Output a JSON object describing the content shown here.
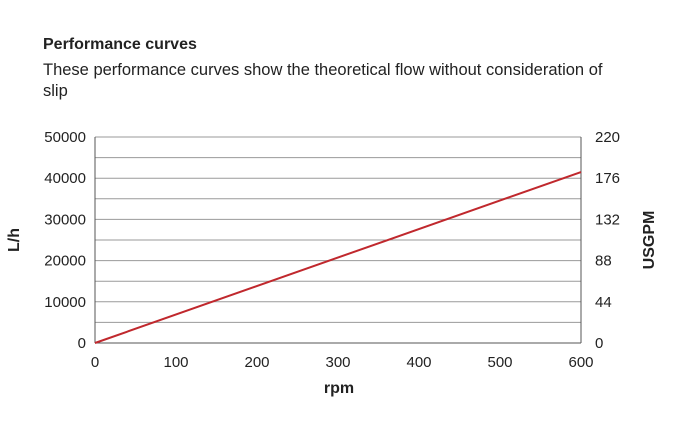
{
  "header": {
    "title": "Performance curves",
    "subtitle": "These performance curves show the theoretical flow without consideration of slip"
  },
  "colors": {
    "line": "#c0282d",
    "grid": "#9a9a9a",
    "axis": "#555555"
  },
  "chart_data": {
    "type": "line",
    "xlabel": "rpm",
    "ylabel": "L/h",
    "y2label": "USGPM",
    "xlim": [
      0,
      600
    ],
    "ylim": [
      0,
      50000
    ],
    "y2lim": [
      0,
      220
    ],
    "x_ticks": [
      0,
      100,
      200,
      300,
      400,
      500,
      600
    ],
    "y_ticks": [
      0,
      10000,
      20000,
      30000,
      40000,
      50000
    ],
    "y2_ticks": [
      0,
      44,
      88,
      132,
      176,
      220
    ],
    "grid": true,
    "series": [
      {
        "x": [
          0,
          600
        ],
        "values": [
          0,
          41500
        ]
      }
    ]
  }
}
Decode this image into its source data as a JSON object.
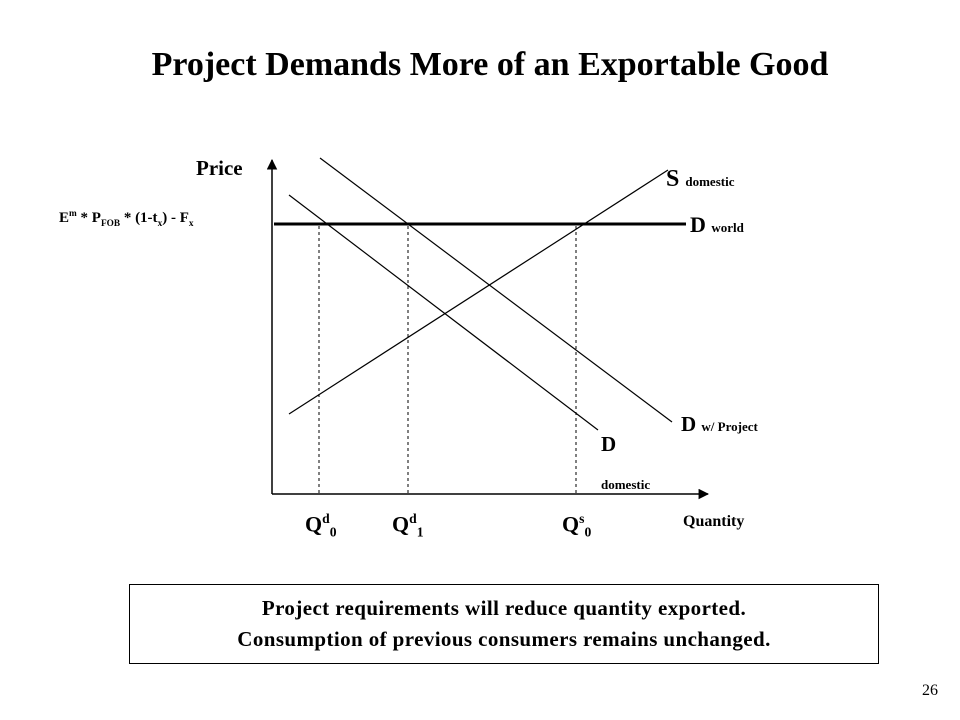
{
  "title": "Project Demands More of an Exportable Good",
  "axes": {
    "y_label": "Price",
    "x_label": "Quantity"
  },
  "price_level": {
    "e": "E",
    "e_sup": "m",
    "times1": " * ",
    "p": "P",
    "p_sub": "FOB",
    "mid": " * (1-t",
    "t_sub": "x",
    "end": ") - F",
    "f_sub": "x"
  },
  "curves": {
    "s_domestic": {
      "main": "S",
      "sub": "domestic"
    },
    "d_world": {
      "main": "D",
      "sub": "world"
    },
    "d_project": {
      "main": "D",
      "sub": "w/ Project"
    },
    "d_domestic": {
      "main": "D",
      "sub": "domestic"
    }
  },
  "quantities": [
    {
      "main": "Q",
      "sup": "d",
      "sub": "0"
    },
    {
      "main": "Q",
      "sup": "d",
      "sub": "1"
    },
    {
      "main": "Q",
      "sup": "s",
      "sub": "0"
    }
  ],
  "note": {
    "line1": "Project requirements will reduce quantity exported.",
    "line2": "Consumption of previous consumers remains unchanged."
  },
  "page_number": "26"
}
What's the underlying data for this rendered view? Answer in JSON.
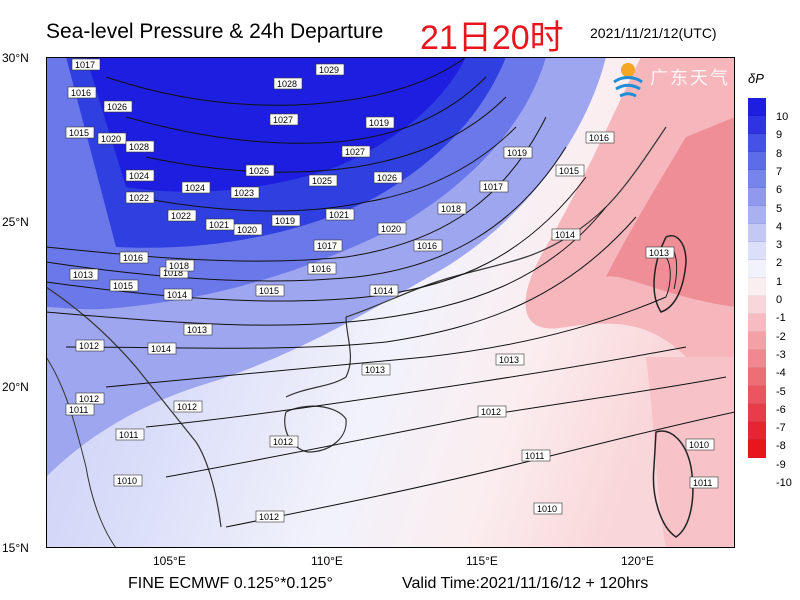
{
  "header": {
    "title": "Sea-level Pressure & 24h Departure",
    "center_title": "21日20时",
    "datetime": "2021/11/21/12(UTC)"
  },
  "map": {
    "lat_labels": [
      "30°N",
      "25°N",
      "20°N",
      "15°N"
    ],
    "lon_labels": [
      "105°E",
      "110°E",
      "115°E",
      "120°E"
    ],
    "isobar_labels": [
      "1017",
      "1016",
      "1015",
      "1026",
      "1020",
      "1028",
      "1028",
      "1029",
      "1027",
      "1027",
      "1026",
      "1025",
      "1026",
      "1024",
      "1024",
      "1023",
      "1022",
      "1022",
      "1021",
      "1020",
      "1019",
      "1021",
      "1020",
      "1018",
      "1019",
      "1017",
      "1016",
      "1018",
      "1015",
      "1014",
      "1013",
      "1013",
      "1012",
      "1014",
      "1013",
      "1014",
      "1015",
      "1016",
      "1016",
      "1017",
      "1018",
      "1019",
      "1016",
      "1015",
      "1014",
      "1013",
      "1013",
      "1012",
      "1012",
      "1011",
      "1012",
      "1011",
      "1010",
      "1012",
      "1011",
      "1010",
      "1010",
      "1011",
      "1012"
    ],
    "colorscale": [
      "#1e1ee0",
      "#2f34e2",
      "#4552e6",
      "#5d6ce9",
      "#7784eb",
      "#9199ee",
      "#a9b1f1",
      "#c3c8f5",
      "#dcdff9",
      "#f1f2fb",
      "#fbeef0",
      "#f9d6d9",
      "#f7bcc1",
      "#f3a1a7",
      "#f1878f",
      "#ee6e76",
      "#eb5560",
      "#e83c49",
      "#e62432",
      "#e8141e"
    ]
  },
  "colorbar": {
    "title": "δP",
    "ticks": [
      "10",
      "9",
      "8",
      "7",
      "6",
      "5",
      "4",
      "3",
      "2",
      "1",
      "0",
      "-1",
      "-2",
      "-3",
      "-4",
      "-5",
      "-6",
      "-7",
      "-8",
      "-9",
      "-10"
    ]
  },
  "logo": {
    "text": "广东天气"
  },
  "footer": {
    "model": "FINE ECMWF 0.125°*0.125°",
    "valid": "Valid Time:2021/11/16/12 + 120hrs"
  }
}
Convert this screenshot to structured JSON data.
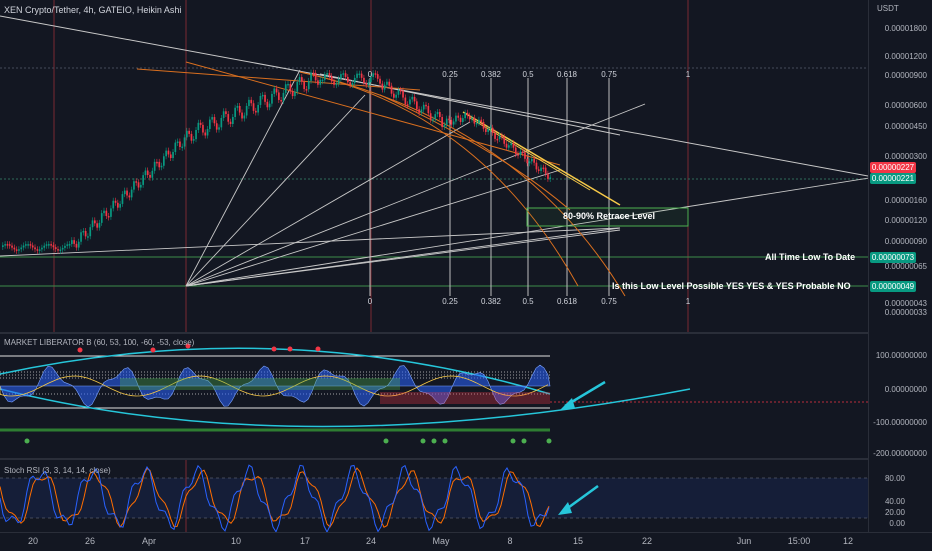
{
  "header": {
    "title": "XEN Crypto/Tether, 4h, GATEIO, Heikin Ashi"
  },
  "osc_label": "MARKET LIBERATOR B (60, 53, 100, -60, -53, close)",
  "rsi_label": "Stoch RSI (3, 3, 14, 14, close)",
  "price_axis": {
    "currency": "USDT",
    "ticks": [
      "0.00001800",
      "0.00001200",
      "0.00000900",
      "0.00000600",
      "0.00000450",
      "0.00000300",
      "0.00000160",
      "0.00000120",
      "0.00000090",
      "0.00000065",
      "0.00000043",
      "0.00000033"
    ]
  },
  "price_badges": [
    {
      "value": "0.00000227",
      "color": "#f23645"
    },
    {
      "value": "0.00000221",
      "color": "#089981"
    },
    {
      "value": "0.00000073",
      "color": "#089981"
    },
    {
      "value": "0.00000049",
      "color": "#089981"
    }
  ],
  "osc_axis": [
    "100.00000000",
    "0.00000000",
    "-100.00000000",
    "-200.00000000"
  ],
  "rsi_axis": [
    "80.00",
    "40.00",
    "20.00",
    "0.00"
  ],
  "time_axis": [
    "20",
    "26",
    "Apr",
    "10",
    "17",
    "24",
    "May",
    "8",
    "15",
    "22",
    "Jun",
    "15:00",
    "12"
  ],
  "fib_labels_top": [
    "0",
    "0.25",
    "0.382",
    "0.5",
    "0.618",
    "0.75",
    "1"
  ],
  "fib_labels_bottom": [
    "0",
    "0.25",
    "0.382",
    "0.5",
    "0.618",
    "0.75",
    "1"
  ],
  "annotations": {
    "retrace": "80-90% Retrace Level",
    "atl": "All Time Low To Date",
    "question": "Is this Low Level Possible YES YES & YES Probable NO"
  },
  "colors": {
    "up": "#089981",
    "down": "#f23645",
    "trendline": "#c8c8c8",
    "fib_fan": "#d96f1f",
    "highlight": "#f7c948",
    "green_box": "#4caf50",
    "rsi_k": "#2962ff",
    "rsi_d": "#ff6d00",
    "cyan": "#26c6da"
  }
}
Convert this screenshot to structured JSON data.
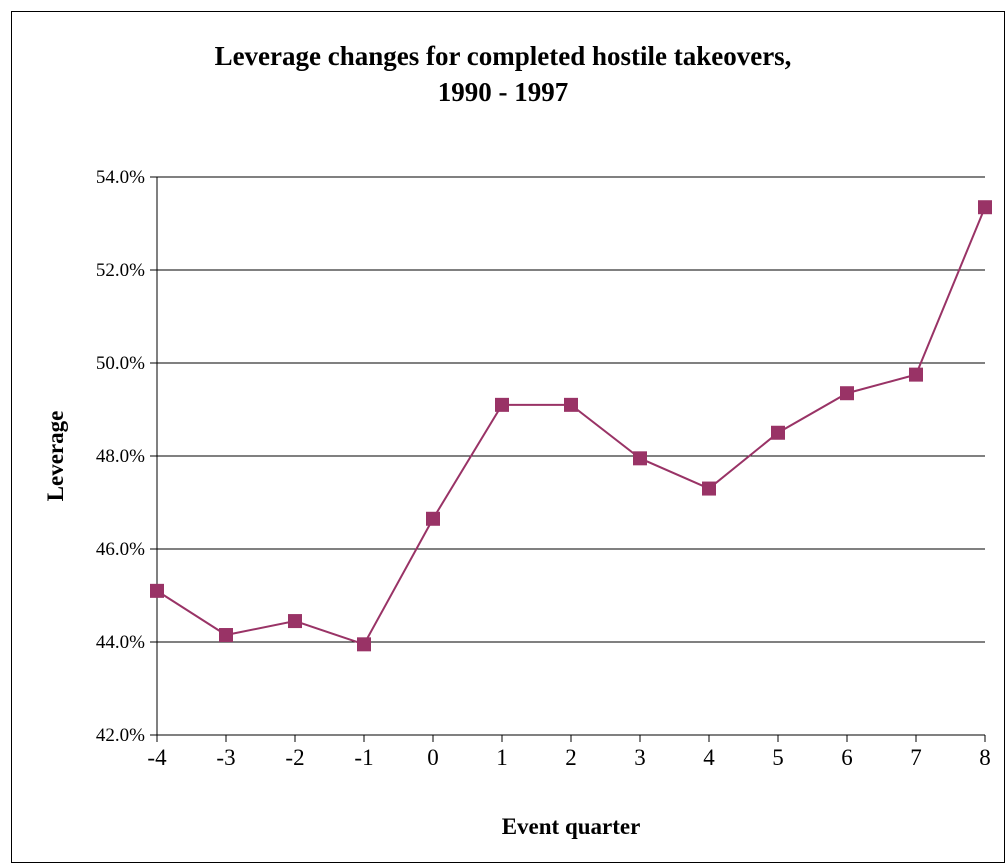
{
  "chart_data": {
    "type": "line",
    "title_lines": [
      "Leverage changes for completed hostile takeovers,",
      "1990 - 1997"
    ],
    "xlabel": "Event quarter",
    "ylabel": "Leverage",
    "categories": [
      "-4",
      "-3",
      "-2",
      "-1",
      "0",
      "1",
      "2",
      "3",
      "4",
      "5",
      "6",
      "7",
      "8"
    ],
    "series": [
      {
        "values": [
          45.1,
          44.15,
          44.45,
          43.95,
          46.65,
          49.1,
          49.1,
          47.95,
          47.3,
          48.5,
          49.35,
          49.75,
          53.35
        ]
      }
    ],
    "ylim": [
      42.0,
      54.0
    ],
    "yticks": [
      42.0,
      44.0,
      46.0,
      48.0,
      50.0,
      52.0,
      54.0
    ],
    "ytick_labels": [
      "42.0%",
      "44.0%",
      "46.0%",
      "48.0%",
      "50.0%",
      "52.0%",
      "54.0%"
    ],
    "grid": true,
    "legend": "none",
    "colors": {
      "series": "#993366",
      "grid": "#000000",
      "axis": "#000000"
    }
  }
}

────────

Reproduce every line above as written, skipping pictures.

Written solution —
Output a JSON object describing the content shown here.
{
  "header": {
    "title": "Performance curves",
    "subtitle": "These performance curves show the theoretical flow without consideration of slip"
  },
  "colors": {
    "line": "#c0282d",
    "grid": "#9a9a9a",
    "axis": "#555555"
  },
  "chart_data": {
    "type": "line",
    "xlabel": "rpm",
    "ylabel": "L/h",
    "y2label": "USGPM",
    "xlim": [
      0,
      600
    ],
    "ylim": [
      0,
      50000
    ],
    "y2lim": [
      0,
      220
    ],
    "x_ticks": [
      0,
      100,
      200,
      300,
      400,
      500,
      600
    ],
    "y_ticks": [
      0,
      10000,
      20000,
      30000,
      40000,
      50000
    ],
    "y2_ticks": [
      0,
      44,
      88,
      132,
      176,
      220
    ],
    "grid": true,
    "series": [
      {
        "x": [
          0,
          600
        ],
        "values": [
          0,
          41500
        ]
      }
    ]
  }
}
Decode this image into its source data as a JSON object.
{
  "title": "Project Demands More of an Exportable Good",
  "axes": {
    "y_label": "Price",
    "x_label": "Quantity"
  },
  "price_level": {
    "e": "E",
    "e_sup": "m",
    "times1": " * ",
    "p": "P",
    "p_sub": "FOB",
    "mid": " * (1-t",
    "t_sub": "x",
    "end": ") - F",
    "f_sub": "x"
  },
  "curves": {
    "s_domestic": {
      "main": "S",
      "sub": "domestic"
    },
    "d_world": {
      "main": "D",
      "sub": "world"
    },
    "d_project": {
      "main": "D",
      "sub": "w/ Project"
    },
    "d_domestic": {
      "main": "D",
      "sub": "domestic"
    }
  },
  "quantities": [
    {
      "main": "Q",
      "sup": "d",
      "sub": "0"
    },
    {
      "main": "Q",
      "sup": "d",
      "sub": "1"
    },
    {
      "main": "Q",
      "sup": "s",
      "sub": "0"
    }
  ],
  "note": {
    "line1": "Project requirements will reduce quantity exported.",
    "line2": "Consumption of previous consumers remains unchanged."
  },
  "page_number": "26"
}
What's the underlying data for this rendered view? Answer in JSON.
{
  "header": {
    "title": "Sea-level Pressure & 24h Departure",
    "center_title": "21日20时",
    "datetime": "2021/11/21/12(UTC)"
  },
  "map": {
    "lat_labels": [
      "30°N",
      "25°N",
      "20°N",
      "15°N"
    ],
    "lon_labels": [
      "105°E",
      "110°E",
      "115°E",
      "120°E"
    ],
    "isobar_labels": [
      "1017",
      "1016",
      "1015",
      "1026",
      "1020",
      "1028",
      "1028",
      "1029",
      "1027",
      "1027",
      "1026",
      "1025",
      "1026",
      "1024",
      "1024",
      "1023",
      "1022",
      "1022",
      "1021",
      "1020",
      "1019",
      "1021",
      "1020",
      "1018",
      "1019",
      "1017",
      "1016",
      "1018",
      "1015",
      "1014",
      "1013",
      "1013",
      "1012",
      "1014",
      "1013",
      "1014",
      "1015",
      "1016",
      "1016",
      "1017",
      "1018",
      "1019",
      "1016",
      "1015",
      "1014",
      "1013",
      "1013",
      "1012",
      "1012",
      "1011",
      "1012",
      "1011",
      "1010",
      "1012",
      "1011",
      "1010",
      "1010",
      "1011",
      "1012"
    ],
    "colorscale": [
      "#1e1ee0",
      "#2f34e2",
      "#4552e6",
      "#5d6ce9",
      "#7784eb",
      "#9199ee",
      "#a9b1f1",
      "#c3c8f5",
      "#dcdff9",
      "#f1f2fb",
      "#fbeef0",
      "#f9d6d9",
      "#f7bcc1",
      "#f3a1a7",
      "#f1878f",
      "#ee6e76",
      "#eb5560",
      "#e83c49",
      "#e62432",
      "#e8141e"
    ]
  },
  "colorbar": {
    "title": "δP",
    "ticks": [
      "10",
      "9",
      "8",
      "7",
      "6",
      "5",
      "4",
      "3",
      "2",
      "1",
      "0",
      "-1",
      "-2",
      "-3",
      "-4",
      "-5",
      "-6",
      "-7",
      "-8",
      "-9",
      "-10"
    ]
  },
  "logo": {
    "text": "广东天气"
  },
  "footer": {
    "model": "FINE ECMWF 0.125°*0.125°",
    "valid": "Valid Time:2021/11/16/12 + 120hrs"
  }
}
Convert this screenshot to structured JSON data.
{
  "header": {
    "title": "XEN Crypto/Tether, 4h, GATEIO, Heikin Ashi"
  },
  "osc_label": "MARKET LIBERATOR B (60, 53, 100, -60, -53, close)",
  "rsi_label": "Stoch RSI (3, 3, 14, 14, close)",
  "price_axis": {
    "currency": "USDT",
    "ticks": [
      "0.00001800",
      "0.00001200",
      "0.00000900",
      "0.00000600",
      "0.00000450",
      "0.00000300",
      "0.00000160",
      "0.00000120",
      "0.00000090",
      "0.00000065",
      "0.00000043",
      "0.00000033"
    ]
  },
  "price_badges": [
    {
      "value": "0.00000227",
      "color": "#f23645"
    },
    {
      "value": "0.00000221",
      "color": "#089981"
    },
    {
      "value": "0.00000073",
      "color": "#089981"
    },
    {
      "value": "0.00000049",
      "color": "#089981"
    }
  ],
  "osc_axis": [
    "100.00000000",
    "0.00000000",
    "-100.00000000",
    "-200.00000000"
  ],
  "rsi_axis": [
    "80.00",
    "40.00",
    "20.00",
    "0.00"
  ],
  "time_axis": [
    "20",
    "26",
    "Apr",
    "10",
    "17",
    "24",
    "May",
    "8",
    "15",
    "22",
    "Jun",
    "15:00",
    "12"
  ],
  "fib_labels_top": [
    "0",
    "0.25",
    "0.382",
    "0.5",
    "0.618",
    "0.75",
    "1"
  ],
  "fib_labels_bottom": [
    "0",
    "0.25",
    "0.382",
    "0.5",
    "0.618",
    "0.75",
    "1"
  ],
  "annotations": {
    "retrace": "80-90% Retrace Level",
    "atl": "All Time Low To Date",
    "question": "Is this Low Level Possible YES YES & YES Probable NO"
  },
  "colors": {
    "up": "#089981",
    "down": "#f23645",
    "trendline": "#c8c8c8",
    "fib_fan": "#d96f1f",
    "highlight": "#f7c948",
    "green_box": "#4caf50",
    "rsi_k": "#2962ff",
    "rsi_d": "#ff6d00",
    "cyan": "#26c6da"
  }
}
Convert this screenshot to structured JSON data.
{
  "chart_data": {
    "type": "line",
    "title_lines": [
      "Leverage changes for completed hostile takeovers,",
      "1990 - 1997"
    ],
    "xlabel": "Event quarter",
    "ylabel": "Leverage",
    "categories": [
      "-4",
      "-3",
      "-2",
      "-1",
      "0",
      "1",
      "2",
      "3",
      "4",
      "5",
      "6",
      "7",
      "8"
    ],
    "series": [
      {
        "values": [
          45.1,
          44.15,
          44.45,
          43.95,
          46.65,
          49.1,
          49.1,
          47.95,
          47.3,
          48.5,
          49.35,
          49.75,
          53.35
        ]
      }
    ],
    "ylim": [
      42.0,
      54.0
    ],
    "yticks": [
      42.0,
      44.0,
      46.0,
      48.0,
      50.0,
      52.0,
      54.0
    ],
    "ytick_labels": [
      "42.0%",
      "44.0%",
      "46.0%",
      "48.0%",
      "50.0%",
      "52.0%",
      "54.0%"
    ],
    "grid": true,
    "legend": "none",
    "colors": {
      "series": "#993366",
      "grid": "#000000",
      "axis": "#000000"
    }
  }
}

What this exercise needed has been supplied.